RECORDS PROVIDED -
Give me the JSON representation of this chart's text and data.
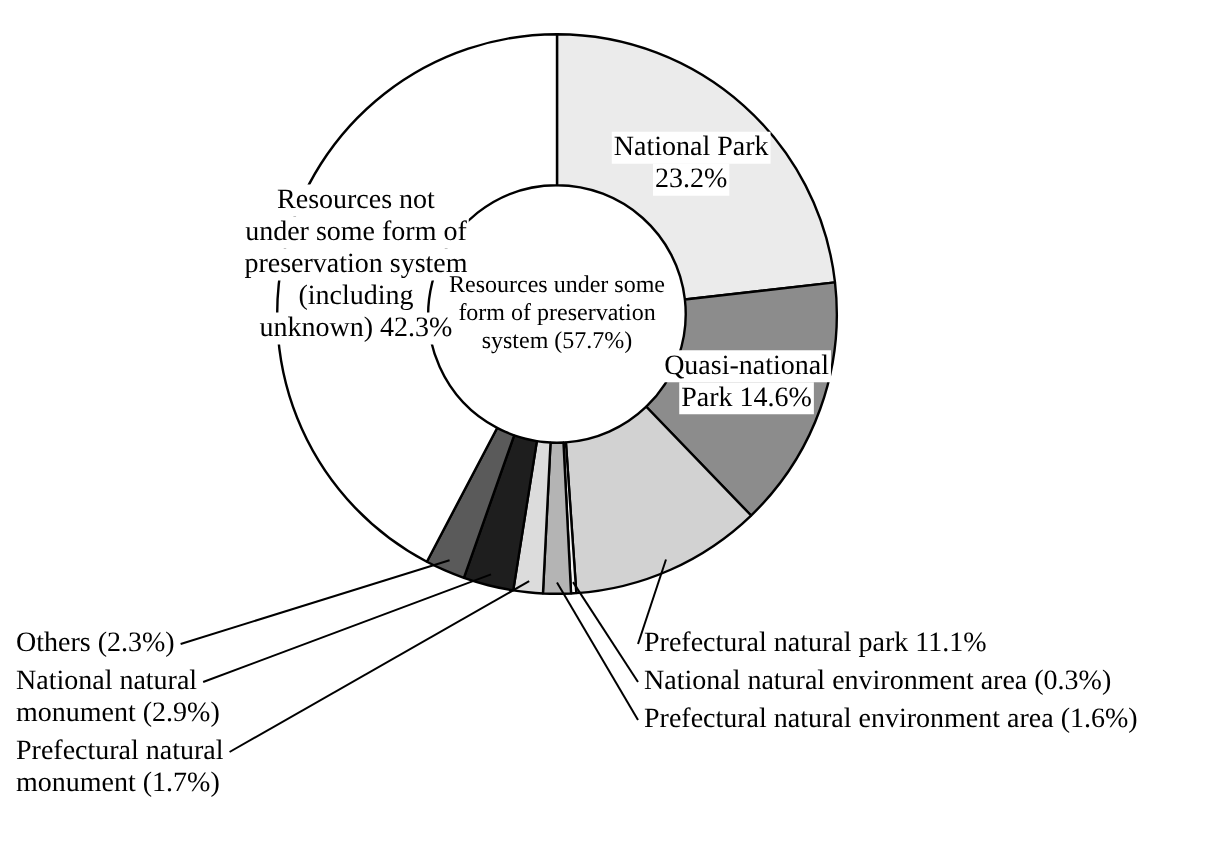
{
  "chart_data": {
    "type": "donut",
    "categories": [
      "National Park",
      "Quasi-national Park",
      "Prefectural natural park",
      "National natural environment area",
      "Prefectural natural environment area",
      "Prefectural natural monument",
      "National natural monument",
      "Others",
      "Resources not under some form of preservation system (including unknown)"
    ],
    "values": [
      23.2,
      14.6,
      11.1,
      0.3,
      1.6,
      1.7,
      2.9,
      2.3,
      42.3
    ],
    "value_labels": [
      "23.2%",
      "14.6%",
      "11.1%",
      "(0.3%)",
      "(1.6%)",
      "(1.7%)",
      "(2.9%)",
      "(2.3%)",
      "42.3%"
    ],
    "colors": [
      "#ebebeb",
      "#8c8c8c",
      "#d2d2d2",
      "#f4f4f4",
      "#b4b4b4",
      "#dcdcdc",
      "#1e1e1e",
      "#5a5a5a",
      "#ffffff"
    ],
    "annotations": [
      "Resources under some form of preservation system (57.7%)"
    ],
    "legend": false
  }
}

PROBLEM DETAILS - Without the pictures, print the records in full, exactly as they appear.

TASK SOLUTION -
Give me the JSON representation of this chart's text and data.
{
  "chart_data": {
    "type": "donut",
    "categories": [
      "National Park",
      "Quasi-national Park",
      "Prefectural natural park",
      "National natural environment area",
      "Prefectural natural environment area",
      "Prefectural natural monument",
      "National natural monument",
      "Others",
      "Resources not under some form of preservation system (including unknown)"
    ],
    "values": [
      23.2,
      14.6,
      11.1,
      0.3,
      1.6,
      1.7,
      2.9,
      2.3,
      42.3
    ],
    "value_labels": [
      "23.2%",
      "14.6%",
      "11.1%",
      "(0.3%)",
      "(1.6%)",
      "(1.7%)",
      "(2.9%)",
      "(2.3%)",
      "42.3%"
    ],
    "colors": [
      "#ebebeb",
      "#8c8c8c",
      "#d2d2d2",
      "#f4f4f4",
      "#b4b4b4",
      "#dcdcdc",
      "#1e1e1e",
      "#5a5a5a",
      "#ffffff"
    ],
    "annotations": [
      "Resources under some form of preservation system (57.7%)"
    ],
    "legend": false
  }
}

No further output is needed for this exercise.